[Chart and figure data]
· · · ·

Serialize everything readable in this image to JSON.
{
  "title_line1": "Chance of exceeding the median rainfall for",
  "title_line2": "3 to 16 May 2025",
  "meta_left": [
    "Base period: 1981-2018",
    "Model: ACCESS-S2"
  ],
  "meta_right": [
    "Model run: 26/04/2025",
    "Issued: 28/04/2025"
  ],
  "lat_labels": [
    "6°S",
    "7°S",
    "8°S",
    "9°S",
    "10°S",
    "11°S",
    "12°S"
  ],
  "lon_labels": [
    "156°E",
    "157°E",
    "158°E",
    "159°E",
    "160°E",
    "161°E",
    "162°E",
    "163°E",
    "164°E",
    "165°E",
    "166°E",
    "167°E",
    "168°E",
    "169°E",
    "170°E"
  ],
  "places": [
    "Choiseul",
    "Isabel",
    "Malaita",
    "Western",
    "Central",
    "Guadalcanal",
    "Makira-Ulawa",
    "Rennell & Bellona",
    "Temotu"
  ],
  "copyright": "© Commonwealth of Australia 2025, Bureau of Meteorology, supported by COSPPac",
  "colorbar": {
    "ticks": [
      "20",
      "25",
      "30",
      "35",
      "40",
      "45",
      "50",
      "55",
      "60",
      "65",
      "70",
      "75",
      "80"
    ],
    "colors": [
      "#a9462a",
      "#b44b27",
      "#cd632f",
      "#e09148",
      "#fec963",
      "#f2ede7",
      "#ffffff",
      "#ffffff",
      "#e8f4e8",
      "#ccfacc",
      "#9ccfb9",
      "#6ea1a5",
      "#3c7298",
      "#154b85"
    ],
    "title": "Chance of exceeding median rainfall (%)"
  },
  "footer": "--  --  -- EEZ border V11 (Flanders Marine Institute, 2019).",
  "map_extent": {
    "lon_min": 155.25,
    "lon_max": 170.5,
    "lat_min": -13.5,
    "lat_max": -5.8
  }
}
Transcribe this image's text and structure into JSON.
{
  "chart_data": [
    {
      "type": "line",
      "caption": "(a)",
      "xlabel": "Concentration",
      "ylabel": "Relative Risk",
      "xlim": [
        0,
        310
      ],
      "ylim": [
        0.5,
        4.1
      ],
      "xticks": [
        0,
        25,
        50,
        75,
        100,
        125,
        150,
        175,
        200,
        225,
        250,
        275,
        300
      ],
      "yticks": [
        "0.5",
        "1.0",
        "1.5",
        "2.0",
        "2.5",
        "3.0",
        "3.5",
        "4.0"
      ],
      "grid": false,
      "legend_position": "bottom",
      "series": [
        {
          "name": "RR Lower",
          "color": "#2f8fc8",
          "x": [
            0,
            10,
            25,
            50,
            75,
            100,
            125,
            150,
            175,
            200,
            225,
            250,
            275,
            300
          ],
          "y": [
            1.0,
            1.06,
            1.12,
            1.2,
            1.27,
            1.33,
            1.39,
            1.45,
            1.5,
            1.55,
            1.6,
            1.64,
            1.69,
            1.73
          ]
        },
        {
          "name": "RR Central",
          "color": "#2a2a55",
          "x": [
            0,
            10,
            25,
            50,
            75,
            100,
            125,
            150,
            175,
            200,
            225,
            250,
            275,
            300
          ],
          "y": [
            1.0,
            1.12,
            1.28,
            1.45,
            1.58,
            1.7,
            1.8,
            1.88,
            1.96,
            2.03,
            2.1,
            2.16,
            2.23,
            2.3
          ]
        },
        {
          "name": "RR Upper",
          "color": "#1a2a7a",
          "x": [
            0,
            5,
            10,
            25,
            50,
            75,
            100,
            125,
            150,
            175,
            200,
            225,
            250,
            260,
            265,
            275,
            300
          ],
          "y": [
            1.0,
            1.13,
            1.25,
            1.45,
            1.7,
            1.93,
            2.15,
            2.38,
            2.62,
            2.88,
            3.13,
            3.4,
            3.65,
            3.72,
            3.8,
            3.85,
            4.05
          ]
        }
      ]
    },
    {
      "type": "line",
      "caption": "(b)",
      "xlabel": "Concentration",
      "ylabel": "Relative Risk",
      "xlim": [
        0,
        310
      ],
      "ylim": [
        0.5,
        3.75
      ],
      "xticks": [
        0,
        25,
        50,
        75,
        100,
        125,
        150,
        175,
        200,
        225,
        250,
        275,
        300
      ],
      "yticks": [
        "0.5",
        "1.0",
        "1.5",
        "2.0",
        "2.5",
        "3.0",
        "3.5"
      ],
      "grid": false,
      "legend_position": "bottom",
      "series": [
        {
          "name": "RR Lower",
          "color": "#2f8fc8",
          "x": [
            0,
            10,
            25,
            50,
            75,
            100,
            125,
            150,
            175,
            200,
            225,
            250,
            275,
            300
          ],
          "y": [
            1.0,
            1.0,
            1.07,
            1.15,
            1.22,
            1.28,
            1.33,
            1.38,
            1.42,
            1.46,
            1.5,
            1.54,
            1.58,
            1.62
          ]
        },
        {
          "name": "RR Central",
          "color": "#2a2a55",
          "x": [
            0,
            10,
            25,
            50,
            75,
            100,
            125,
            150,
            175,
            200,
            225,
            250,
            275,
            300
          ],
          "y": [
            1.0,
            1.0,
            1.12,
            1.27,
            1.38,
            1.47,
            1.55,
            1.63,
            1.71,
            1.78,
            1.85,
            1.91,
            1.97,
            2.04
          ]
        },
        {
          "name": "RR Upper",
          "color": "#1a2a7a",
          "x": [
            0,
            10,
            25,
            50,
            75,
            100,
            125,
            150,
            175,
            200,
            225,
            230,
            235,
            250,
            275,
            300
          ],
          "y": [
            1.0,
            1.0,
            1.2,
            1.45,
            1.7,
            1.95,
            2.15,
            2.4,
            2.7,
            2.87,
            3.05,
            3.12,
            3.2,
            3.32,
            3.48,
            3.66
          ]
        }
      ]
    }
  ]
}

· · · ·

Restate each record word for word.

Serialize everything readable in this image to JSON.
{
  "title_line1": "Chance of exceeding the median rainfall for",
  "title_line2": "3 to 16 May 2025",
  "meta_left": [
    "Base period: 1981-2018",
    "Model: ACCESS-S2"
  ],
  "meta_right": [
    "Model run: 26/04/2025",
    "Issued: 28/04/2025"
  ],
  "lat_labels": [
    "6°S",
    "7°S",
    "8°S",
    "9°S",
    "10°S",
    "11°S",
    "12°S"
  ],
  "lon_labels": [
    "156°E",
    "157°E",
    "158°E",
    "159°E",
    "160°E",
    "161°E",
    "162°E",
    "163°E",
    "164°E",
    "165°E",
    "166°E",
    "167°E",
    "168°E",
    "169°E",
    "170°E"
  ],
  "places": [
    "Choiseul",
    "Isabel",
    "Malaita",
    "Western",
    "Central",
    "Guadalcanal",
    "Makira-Ulawa",
    "Rennell & Bellona",
    "Temotu"
  ],
  "copyright": "© Commonwealth of Australia 2025, Bureau of Meteorology, supported by COSPPac",
  "colorbar": {
    "ticks": [
      "20",
      "25",
      "30",
      "35",
      "40",
      "45",
      "50",
      "55",
      "60",
      "65",
      "70",
      "75",
      "80"
    ],
    "colors": [
      "#a9462a",
      "#b44b27",
      "#cd632f",
      "#e09148",
      "#fec963",
      "#f2ede7",
      "#ffffff",
      "#ffffff",
      "#e8f4e8",
      "#ccfacc",
      "#9ccfb9",
      "#6ea1a5",
      "#3c7298",
      "#154b85"
    ],
    "title": "Chance of exceeding median rainfall (%)"
  },
  "footer": "--  --  -- EEZ border V11 (Flanders Marine Institute, 2019).",
  "map_extent": {
    "lon_min": 155.25,
    "lon_max": 170.5,
    "lat_min": -13.5,
    "lat_max": -5.8
  }
}
Transcribe this image's text and structure into JSON.
{
  "chart_data": [
    {
      "type": "line",
      "caption": "(a)",
      "xlabel": "Concentration",
      "ylabel": "Relative Risk",
      "xlim": [
        0,
        310
      ],
      "ylim": [
        0.5,
        4.1
      ],
      "xticks": [
        0,
        25,
        50,
        75,
        100,
        125,
        150,
        175,
        200,
        225,
        250,
        275,
        300
      ],
      "yticks": [
        "0.5",
        "1.0",
        "1.5",
        "2.0",
        "2.5",
        "3.0",
        "3.5",
        "4.0"
      ],
      "grid": false,
      "legend_position": "bottom",
      "series": [
        {
          "name": "RR Lower",
          "color": "#2f8fc8",
          "x": [
            0,
            10,
            25,
            50,
            75,
            100,
            125,
            150,
            175,
            200,
            225,
            250,
            275,
            300
          ],
          "y": [
            1.0,
            1.06,
            1.12,
            1.2,
            1.27,
            1.33,
            1.39,
            1.45,
            1.5,
            1.55,
            1.6,
            1.64,
            1.69,
            1.73
          ]
        },
        {
          "name": "RR Central",
          "color": "#2a2a55",
          "x": [
            0,
            10,
            25,
            50,
            75,
            100,
            125,
            150,
            175,
            200,
            225,
            250,
            275,
            300
          ],
          "y": [
            1.0,
            1.12,
            1.28,
            1.45,
            1.58,
            1.7,
            1.8,
            1.88,
            1.96,
            2.03,
            2.1,
            2.16,
            2.23,
            2.3
          ]
        },
        {
          "name": "RR Upper",
          "color": "#1a2a7a",
          "x": [
            0,
            5,
            10,
            25,
            50,
            75,
            100,
            125,
            150,
            175,
            200,
            225,
            250,
            260,
            265,
            275,
            300
          ],
          "y": [
            1.0,
            1.13,
            1.25,
            1.45,
            1.7,
            1.93,
            2.15,
            2.38,
            2.62,
            2.88,
            3.13,
            3.4,
            3.65,
            3.72,
            3.8,
            3.85,
            4.05
          ]
        }
      ]
    },
    {
      "type": "line",
      "caption": "(b)",
      "xlabel": "Concentration",
      "ylabel": "Relative Risk",
      "xlim": [
        0,
        310
      ],
      "ylim": [
        0.5,
        3.75
      ],
      "xticks": [
        0,
        25,
        50,
        75,
        100,
        125,
        150,
        175,
        200,
        225,
        250,
        275,
        300
      ],
      "yticks": [
        "0.5",
        "1.0",
        "1.5",
        "2.0",
        "2.5",
        "3.0",
        "3.5"
      ],
      "grid": false,
      "legend_position": "bottom",
      "series": [
        {
          "name": "RR Lower",
          "color": "#2f8fc8",
          "x": [
            0,
            10,
            25,
            50,
            75,
            100,
            125,
            150,
            175,
            200,
            225,
            250,
            275,
            300
          ],
          "y": [
            1.0,
            1.0,
            1.07,
            1.15,
            1.22,
            1.28,
            1.33,
            1.38,
            1.42,
            1.46,
            1.5,
            1.54,
            1.58,
            1.62
          ]
        },
        {
          "name": "RR Central",
          "color": "#2a2a55",
          "x": [
            0,
            10,
            25,
            50,
            75,
            100,
            125,
            150,
            175,
            200,
            225,
            250,
            275,
            300
          ],
          "y": [
            1.0,
            1.0,
            1.12,
            1.27,
            1.38,
            1.47,
            1.55,
            1.63,
            1.71,
            1.78,
            1.85,
            1.91,
            1.97,
            2.04
          ]
        },
        {
          "name": "RR Upper",
          "color": "#1a2a7a",
          "x": [
            0,
            10,
            25,
            50,
            75,
            100,
            125,
            150,
            175,
            200,
            225,
            230,
            235,
            250,
            275,
            300
          ],
          "y": [
            1.0,
            1.0,
            1.2,
            1.45,
            1.7,
            1.95,
            2.15,
            2.4,
            2.7,
            2.87,
            3.05,
            3.12,
            3.2,
            3.32,
            3.48,
            3.66
          ]
        }
      ]
    }
  ]
}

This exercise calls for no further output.